== Exercise details ==
A faithful copy of the data is what is wanted, minus any pictures.

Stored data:

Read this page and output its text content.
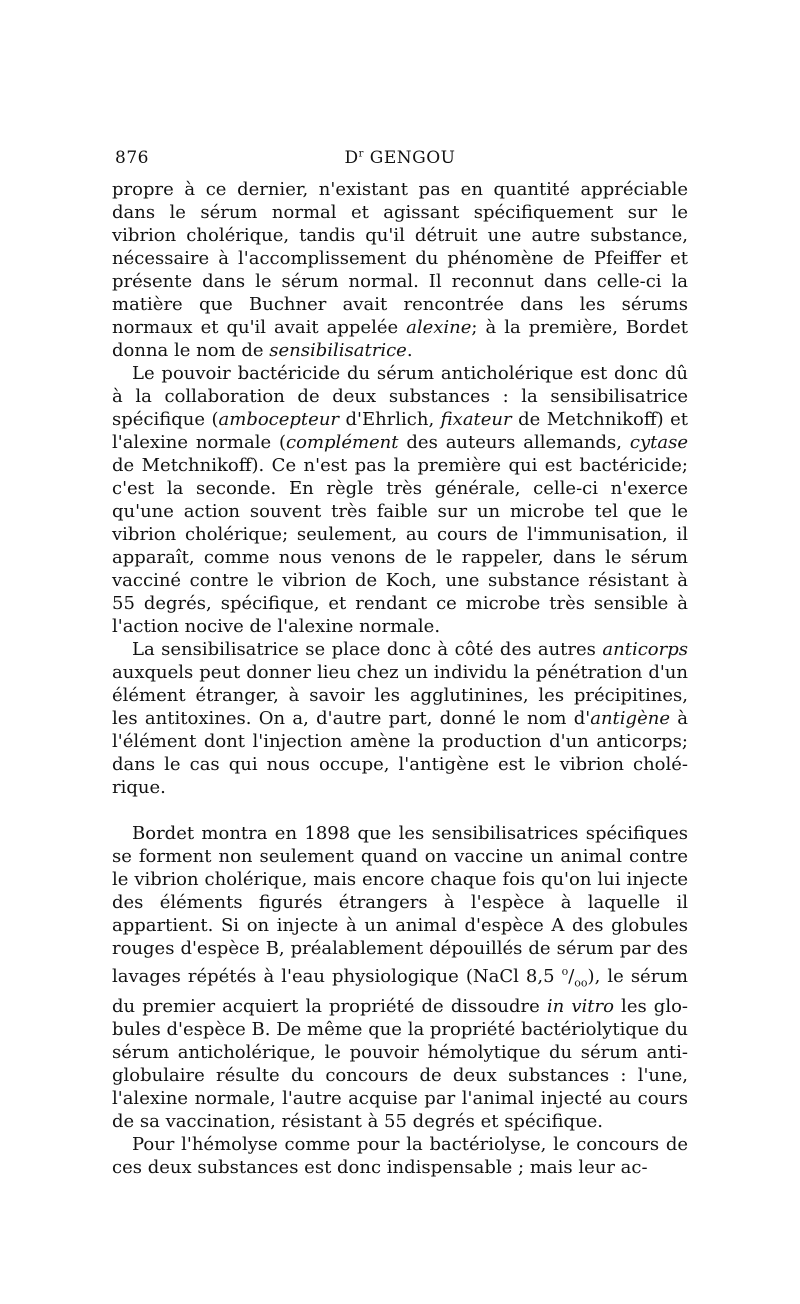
876	$D^r$ GENGOU

propre à ce dernier, n'existant pas en quantité appréciable dans le sérum normal et agissant spécifiquement sur le vibrion cholérique, tandis qu'il détruit une autre substance, nécessaire à l'accomplissement du phénomène de Pfeiffer et présente dans le sérum normal. Il reconnut dans celle-ci la matière que Buchner avait rencontrée dans les sérums normaux et qu'il avait appelée alexine; à la première, Bordet donna le nom de sensibilisatrice.

Le pouvoir bactéricide du sérum anticholérique est donc dû à la collaboration de deux substances : la sensibilisatrice spécifique (ambocepteur d'Ehrlich, fixateur de Metchnikoff) et l'alexine normale (complément des auteurs allemands, cytase de Metchnikoff). Ce n'est pas la première qui est bactéricide; c'est la seconde. En règle très générale, celle-ci n'exerce qu'une action souvent très faible sur un microbe tel que le vibrion cholérique; seulement, au cours de l'immunisation, il apparaît, comme nous venons de le rappeler, dans le sérum vacciné contre le vibrion de Koch, une substance résistant à 55 degrés, spécifique, et rendant ce microbe très sensible à l'action nocive de l'alexine normale.

La sensibilisatrice se place donc à côté des autres anticorps auxquels peut donner lieu chez un individu la pénétration d'un élément étranger, à savoir les agglutinines, les précipitines, les antitoxines. On a, d'autre part, donné le nom d'antigène à l'élément dont l'injection amène la production d'un anticorps; dans le cas qui nous occupe, l'antigène est le vibrion cholé-rique.

Bordet montra en 1898 que les sensibilisatrices spécifiques se forment non seulement quand on vaccine un animal contre le vibrion cholérique, mais encore chaque fois qu'on lui injecte des éléments figurés étrangers à l'espèce à laquelle il appartient. Si on injecte à un animal d'espèce A des globules rouges d'espèce B, préalablement dépouillés de sérum par des lavages répétés à l'eau physiologique (NaCl 8,5 $^o/_{oo}$), le sérum du premier acquiert la propriété de dissoudre in vitro les glo-bules d'espèce B. De même que la propriété bactériolytique du sérum anticholérique, le pouvoir hémolytique du sérum anti-globulaire résulte du concours de deux substances : l'une, l'alexine normale, l'autre acquise par l'animal injecté au cours de sa vaccination, résistant à 55 degrés et spécifique.

Pour l'hémolyse comme pour la bactériolyse, le concours de ces deux substances est donc indispensable ; mais leur ac-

== Your solution ==
Read this page and output its text content.
876	$D^r$ GENGOU

propre à ce dernier, n'existant pas en quantité appréciable dans le sérum normal et agissant spécifiquement sur le vibrion cholérique, tandis qu'il détruit une autre substance, nécessaire à l'accomplissement du phénomène de Pfeiffer et présente dans le sérum normal. Il reconnut dans celle-ci la matière que Buchner avait rencontrée dans les sérums normaux et qu'il avait appelée alexine; à la première, Bordet donna le nom de sensibilisatrice.

Le pouvoir bactéricide du sérum anticholérique est donc dû à la collaboration de deux substances : la sensibilisatrice spécifique (ambocepteur d'Ehrlich, fixateur de Metchnikoff) et l'alexine normale (complément des auteurs allemands, cytase de Metchnikoff). Ce n'est pas la première qui est bactéricide; c'est la seconde. En règle très générale, celle-ci n'exerce qu'une action souvent très faible sur un microbe tel que le vibrion cholérique; seulement, au cours de l'immunisation, il apparaît, comme nous venons de le rappeler, dans le sérum vacciné contre le vibrion de Koch, une substance résistant à 55 degrés, spécifique, et rendant ce microbe très sensible à l'action nocive de l'alexine normale.

La sensibilisatrice se place donc à côté des autres anticorps auxquels peut donner lieu chez un individu la pénétration d'un élément étranger, à savoir les agglutinines, les précipitines, les antitoxines. On a, d'autre part, donné le nom d'antigène à l'élément dont l'injection amène la production d'un anticorps; dans le cas qui nous occupe, l'antigène est le vibrion cholé-rique.

Bordet montra en 1898 que les sensibilisatrices spécifiques se forment non seulement quand on vaccine un animal contre le vibrion cholérique, mais encore chaque fois qu'on lui injecte des éléments figurés étrangers à l'espèce à laquelle il appartient. Si on injecte à un animal d'espèce A des globules rouges d'espèce B, préalablement dépouillés de sérum par des lavages répétés à l'eau physiologique (NaCl 8,5 $^o/_{oo}$), le sérum du premier acquiert la propriété de dissoudre in vitro les glo-bules d'espèce B. De même que la propriété bactériolytique du sérum anticholérique, le pouvoir hémolytique du sérum anti-globulaire résulte du concours de deux substances : l'une, l'alexine normale, l'autre acquise par l'animal injecté au cours de sa vaccination, résistant à 55 degrés et spécifique.

Pour l'hémolyse comme pour la bactériolyse, le concours de ces deux substances est donc indispensable ; mais leur ac-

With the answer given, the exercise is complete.